__What is being asked__. Tally the lines that hold the string "noise", and reply with the count alone.

__Stored data__.
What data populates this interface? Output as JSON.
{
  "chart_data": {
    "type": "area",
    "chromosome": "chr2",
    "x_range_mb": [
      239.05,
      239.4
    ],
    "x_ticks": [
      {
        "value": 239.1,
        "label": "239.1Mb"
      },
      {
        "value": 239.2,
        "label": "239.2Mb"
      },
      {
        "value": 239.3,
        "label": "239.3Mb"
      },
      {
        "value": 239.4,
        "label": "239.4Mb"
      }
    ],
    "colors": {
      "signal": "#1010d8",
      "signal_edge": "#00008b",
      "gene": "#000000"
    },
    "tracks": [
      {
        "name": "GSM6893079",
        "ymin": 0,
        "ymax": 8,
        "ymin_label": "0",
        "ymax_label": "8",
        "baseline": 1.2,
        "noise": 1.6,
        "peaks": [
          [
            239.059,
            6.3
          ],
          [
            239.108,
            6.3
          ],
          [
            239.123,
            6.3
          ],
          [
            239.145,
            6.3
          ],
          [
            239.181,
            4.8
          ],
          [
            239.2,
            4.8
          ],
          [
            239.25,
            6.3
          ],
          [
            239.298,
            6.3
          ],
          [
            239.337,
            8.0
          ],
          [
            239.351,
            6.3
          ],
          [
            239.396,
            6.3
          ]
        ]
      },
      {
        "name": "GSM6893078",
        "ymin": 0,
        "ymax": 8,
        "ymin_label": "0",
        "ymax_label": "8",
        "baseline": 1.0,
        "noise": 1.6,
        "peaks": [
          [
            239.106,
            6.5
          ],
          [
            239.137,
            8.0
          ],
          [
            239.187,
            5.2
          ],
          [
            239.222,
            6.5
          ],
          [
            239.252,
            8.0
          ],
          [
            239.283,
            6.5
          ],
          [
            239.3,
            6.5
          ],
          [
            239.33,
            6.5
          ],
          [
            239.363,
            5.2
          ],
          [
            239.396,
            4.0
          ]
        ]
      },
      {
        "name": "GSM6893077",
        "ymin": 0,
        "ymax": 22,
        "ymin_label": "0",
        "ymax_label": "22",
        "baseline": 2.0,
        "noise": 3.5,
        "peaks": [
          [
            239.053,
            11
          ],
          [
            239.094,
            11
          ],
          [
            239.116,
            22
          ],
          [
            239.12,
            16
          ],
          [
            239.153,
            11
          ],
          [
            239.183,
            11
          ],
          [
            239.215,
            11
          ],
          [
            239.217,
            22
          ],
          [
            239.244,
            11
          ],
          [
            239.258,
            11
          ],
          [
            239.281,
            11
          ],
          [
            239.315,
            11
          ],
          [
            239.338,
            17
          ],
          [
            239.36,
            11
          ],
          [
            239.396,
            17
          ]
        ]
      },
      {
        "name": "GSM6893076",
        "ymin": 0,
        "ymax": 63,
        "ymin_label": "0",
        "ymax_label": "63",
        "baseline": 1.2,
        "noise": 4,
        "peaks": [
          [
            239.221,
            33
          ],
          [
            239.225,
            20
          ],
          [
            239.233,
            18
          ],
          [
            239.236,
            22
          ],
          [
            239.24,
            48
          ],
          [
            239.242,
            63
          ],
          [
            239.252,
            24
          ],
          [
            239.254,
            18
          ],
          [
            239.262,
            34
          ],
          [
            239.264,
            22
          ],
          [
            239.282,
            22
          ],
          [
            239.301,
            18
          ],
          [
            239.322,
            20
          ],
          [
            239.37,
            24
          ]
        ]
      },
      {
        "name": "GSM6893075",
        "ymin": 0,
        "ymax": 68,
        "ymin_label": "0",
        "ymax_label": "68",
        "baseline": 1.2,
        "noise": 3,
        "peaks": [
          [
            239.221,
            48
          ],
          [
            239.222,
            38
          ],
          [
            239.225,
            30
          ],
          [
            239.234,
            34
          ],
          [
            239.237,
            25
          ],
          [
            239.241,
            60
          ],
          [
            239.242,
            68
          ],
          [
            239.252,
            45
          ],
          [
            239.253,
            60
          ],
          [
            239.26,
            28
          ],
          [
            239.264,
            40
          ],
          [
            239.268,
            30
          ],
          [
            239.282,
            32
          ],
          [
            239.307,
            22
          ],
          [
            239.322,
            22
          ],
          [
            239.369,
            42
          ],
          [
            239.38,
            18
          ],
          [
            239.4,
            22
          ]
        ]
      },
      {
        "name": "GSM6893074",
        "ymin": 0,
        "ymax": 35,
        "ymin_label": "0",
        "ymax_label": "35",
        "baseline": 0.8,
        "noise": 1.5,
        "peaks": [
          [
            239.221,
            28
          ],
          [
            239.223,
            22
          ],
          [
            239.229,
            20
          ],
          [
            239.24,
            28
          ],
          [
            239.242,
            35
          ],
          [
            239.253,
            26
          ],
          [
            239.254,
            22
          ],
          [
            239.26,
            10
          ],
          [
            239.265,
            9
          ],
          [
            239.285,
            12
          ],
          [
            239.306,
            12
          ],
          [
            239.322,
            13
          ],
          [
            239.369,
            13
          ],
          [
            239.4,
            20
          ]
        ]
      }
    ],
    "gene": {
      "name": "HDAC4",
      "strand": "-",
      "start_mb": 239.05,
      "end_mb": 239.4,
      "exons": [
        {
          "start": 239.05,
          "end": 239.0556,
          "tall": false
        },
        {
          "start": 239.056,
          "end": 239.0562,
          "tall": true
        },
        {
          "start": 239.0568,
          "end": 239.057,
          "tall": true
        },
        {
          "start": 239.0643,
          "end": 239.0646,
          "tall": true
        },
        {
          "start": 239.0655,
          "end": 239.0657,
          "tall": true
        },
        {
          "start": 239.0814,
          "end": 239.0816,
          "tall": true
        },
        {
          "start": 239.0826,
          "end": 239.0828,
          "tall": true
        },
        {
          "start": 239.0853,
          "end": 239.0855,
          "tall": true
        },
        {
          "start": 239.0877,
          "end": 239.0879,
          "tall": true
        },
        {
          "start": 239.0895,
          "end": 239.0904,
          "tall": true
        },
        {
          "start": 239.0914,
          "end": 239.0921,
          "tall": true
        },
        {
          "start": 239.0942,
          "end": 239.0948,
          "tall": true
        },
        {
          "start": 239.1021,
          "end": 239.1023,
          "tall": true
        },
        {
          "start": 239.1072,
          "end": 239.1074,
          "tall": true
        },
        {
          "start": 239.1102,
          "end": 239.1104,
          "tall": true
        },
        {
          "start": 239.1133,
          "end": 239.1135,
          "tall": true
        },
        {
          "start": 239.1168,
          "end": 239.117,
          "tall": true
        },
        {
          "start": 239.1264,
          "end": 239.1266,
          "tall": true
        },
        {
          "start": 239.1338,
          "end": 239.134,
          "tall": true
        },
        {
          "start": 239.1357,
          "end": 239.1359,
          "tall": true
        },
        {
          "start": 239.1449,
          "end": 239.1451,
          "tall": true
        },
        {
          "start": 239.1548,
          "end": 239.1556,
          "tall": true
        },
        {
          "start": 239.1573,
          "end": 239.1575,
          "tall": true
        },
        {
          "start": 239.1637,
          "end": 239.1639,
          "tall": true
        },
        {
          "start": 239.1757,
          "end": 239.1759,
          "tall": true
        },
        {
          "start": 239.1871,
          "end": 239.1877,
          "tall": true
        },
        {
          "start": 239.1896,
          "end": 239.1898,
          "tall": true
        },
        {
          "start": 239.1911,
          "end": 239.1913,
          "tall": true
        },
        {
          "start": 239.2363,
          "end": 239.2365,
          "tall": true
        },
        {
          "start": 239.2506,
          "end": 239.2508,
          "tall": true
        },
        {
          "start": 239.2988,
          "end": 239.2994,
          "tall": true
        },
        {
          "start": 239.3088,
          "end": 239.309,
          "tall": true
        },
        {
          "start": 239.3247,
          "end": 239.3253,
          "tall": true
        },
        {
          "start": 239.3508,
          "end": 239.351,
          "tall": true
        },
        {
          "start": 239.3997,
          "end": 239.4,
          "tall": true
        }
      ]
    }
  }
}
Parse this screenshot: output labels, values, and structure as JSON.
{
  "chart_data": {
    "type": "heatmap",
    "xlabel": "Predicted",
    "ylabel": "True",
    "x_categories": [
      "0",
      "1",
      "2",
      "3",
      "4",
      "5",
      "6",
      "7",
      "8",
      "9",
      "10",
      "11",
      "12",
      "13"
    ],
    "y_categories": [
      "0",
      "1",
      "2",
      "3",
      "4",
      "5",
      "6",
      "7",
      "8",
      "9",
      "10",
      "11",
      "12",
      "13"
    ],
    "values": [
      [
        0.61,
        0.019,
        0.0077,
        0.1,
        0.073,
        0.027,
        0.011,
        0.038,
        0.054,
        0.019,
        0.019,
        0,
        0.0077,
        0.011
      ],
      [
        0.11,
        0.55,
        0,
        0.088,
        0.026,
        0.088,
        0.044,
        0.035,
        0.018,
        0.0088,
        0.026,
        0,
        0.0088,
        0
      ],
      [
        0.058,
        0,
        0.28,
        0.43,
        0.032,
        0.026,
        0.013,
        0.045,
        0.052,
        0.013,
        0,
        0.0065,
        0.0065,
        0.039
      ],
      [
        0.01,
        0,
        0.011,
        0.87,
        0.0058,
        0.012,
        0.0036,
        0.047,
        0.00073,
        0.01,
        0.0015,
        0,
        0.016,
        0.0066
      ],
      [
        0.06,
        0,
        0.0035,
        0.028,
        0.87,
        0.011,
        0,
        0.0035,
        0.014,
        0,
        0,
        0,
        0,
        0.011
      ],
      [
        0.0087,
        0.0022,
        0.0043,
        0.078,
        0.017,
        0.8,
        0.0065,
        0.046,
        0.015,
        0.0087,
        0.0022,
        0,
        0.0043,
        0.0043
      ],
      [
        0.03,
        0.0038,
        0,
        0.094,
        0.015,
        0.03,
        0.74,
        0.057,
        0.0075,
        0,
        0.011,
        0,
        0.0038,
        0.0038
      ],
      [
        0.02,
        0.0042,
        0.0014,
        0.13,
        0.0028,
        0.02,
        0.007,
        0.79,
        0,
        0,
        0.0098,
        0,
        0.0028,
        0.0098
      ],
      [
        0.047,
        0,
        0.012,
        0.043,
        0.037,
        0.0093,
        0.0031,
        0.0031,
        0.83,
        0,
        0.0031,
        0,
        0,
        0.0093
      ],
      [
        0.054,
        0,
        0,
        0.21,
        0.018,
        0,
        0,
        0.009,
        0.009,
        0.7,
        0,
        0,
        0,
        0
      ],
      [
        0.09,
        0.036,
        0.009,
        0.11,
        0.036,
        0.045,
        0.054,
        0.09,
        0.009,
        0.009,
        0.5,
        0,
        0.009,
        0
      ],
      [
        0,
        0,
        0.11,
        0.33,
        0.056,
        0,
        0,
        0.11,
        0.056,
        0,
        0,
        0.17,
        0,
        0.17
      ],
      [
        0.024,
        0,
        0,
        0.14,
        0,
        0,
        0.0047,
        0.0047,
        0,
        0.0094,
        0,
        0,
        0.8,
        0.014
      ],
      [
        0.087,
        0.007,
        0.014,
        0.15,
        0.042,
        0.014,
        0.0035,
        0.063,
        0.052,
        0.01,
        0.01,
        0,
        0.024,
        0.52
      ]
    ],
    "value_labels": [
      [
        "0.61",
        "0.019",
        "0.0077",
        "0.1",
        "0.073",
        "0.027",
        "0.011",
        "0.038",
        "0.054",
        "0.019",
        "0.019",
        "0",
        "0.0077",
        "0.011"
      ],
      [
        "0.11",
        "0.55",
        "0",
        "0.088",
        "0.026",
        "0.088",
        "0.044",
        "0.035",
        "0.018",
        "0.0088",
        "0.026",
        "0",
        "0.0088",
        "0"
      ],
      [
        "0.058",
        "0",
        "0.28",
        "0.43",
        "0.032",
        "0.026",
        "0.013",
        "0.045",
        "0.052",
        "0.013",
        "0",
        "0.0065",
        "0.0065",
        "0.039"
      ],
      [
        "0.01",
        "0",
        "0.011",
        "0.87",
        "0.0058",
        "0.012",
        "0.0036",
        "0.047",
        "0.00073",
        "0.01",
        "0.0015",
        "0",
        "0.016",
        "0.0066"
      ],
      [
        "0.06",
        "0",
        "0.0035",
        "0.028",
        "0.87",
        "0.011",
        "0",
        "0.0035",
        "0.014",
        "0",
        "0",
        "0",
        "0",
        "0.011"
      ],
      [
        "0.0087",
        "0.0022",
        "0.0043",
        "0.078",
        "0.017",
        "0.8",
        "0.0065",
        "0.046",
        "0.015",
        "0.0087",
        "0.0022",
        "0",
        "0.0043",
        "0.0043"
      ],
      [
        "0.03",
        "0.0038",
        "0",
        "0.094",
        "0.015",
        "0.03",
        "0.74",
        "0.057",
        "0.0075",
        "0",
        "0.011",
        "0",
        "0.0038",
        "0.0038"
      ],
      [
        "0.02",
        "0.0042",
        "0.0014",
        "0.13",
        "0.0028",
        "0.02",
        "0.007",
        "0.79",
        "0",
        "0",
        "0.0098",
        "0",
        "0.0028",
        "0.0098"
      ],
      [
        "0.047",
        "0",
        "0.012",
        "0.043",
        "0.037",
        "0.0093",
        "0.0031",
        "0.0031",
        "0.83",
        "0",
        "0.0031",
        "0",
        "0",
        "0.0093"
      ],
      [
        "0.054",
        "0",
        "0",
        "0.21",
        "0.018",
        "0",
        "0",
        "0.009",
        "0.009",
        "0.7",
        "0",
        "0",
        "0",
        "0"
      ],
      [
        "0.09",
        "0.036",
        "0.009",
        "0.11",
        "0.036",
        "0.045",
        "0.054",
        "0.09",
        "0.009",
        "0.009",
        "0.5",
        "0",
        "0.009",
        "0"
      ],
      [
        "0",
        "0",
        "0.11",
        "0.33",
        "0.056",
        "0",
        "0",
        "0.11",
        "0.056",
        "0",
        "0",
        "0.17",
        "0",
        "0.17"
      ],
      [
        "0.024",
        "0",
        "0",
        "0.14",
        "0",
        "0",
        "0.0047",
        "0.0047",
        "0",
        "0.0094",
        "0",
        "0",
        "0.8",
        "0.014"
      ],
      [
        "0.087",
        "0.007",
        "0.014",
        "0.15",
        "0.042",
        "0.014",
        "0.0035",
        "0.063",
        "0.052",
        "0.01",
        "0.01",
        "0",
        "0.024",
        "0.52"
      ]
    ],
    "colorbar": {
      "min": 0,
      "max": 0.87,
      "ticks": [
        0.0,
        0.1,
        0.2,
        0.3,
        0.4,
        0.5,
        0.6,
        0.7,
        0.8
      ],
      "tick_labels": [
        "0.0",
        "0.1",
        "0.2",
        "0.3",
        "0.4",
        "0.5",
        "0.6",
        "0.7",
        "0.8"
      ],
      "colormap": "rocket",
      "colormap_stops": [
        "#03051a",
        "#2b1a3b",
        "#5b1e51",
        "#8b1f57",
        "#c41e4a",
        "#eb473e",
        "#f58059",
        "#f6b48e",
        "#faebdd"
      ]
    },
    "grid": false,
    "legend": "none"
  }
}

__Task response__. 6